• _WHAT TO PRODUCE_: In full and unaltered, output the records below.

• _DATASET CONTENT_:
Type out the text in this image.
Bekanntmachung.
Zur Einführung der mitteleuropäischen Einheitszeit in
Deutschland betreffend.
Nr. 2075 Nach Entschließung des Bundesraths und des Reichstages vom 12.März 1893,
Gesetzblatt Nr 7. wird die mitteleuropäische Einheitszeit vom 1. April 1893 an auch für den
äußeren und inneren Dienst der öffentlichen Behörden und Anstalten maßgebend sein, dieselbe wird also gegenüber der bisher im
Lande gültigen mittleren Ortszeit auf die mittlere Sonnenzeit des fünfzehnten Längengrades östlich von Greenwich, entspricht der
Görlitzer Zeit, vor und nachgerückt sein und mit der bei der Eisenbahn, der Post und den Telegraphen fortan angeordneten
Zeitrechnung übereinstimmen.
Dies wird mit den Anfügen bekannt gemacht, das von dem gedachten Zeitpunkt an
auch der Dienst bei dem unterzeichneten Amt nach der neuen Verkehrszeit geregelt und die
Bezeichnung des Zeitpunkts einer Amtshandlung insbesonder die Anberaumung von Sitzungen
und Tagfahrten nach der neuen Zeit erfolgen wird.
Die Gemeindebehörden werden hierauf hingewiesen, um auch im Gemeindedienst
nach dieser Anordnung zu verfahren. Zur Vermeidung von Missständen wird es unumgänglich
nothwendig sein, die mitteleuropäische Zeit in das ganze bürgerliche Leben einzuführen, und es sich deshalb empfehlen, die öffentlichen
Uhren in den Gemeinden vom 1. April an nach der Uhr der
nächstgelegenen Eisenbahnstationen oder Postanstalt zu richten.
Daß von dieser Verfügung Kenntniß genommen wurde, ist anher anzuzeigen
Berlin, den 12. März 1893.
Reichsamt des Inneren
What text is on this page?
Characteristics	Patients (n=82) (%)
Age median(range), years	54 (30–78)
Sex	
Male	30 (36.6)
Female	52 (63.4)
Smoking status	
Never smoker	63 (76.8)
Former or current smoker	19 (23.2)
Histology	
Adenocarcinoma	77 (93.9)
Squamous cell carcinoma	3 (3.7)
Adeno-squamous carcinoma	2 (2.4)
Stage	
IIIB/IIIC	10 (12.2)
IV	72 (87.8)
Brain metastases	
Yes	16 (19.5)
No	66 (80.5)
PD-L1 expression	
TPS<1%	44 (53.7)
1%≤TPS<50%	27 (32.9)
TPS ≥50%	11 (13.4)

• _RESPONSE_:
Type out the text in this image.
Bekanntmachung.
Zur Einführung der mitteleuropäischen Einheitszeit in
Deutschland betreffend.
Nr. 2075 Nach Entschließung des Bundesraths und des Reichstages vom 12.März 1893,
Gesetzblatt Nr 7. wird die mitteleuropäische Einheitszeit vom 1. April 1893 an auch für den
äußeren und inneren Dienst der öffentlichen Behörden und Anstalten maßgebend sein, dieselbe wird also gegenüber der bisher im
Lande gültigen mittleren Ortszeit auf die mittlere Sonnenzeit des fünfzehnten Längengrades östlich von Greenwich, entspricht der
Görlitzer Zeit, vor und nachgerückt sein und mit der bei der Eisenbahn, der Post und den Telegraphen fortan angeordneten
Zeitrechnung übereinstimmen.
Dies wird mit den Anfügen bekannt gemacht, das von dem gedachten Zeitpunkt an
auch der Dienst bei dem unterzeichneten Amt nach der neuen Verkehrszeit geregelt und die
Bezeichnung des Zeitpunkts einer Amtshandlung insbesonder die Anberaumung von Sitzungen
und Tagfahrten nach der neuen Zeit erfolgen wird.
Die Gemeindebehörden werden hierauf hingewiesen, um auch im Gemeindedienst
nach dieser Anordnung zu verfahren. Zur Vermeidung von Missständen wird es unumgänglich
nothwendig sein, die mitteleuropäische Zeit in das ganze bürgerliche Leben einzuführen, und es sich deshalb empfehlen, die öffentlichen
Uhren in den Gemeinden vom 1. April an nach der Uhr der
nächstgelegenen Eisenbahnstationen oder Postanstalt zu richten.
Daß von dieser Verfügung Kenntniß genommen wurde, ist anher anzuzeigen
Berlin, den 12. März 1893.
Reichsamt des Inneren
What text is on this page?
Characteristics	Patients (n=82) (%)
Age median(range), years	54 (30–78)
Sex	
Male	30 (36.6)
Female	52 (63.4)
Smoking status	
Never smoker	63 (76.8)
Former or current smoker	19 (23.2)
Histology	
Adenocarcinoma	77 (93.9)
Squamous cell carcinoma	3 (3.7)
Adeno-squamous carcinoma	2 (2.4)
Stage	
IIIB/IIIC	10 (12.2)
IV	72 (87.8)
Brain metastases	
Yes	16 (19.5)
No	66 (80.5)
PD-L1 expression	
TPS<1%	44 (53.7)
1%≤TPS<50%	27 (32.9)
TPS ≥50%	11 (13.4)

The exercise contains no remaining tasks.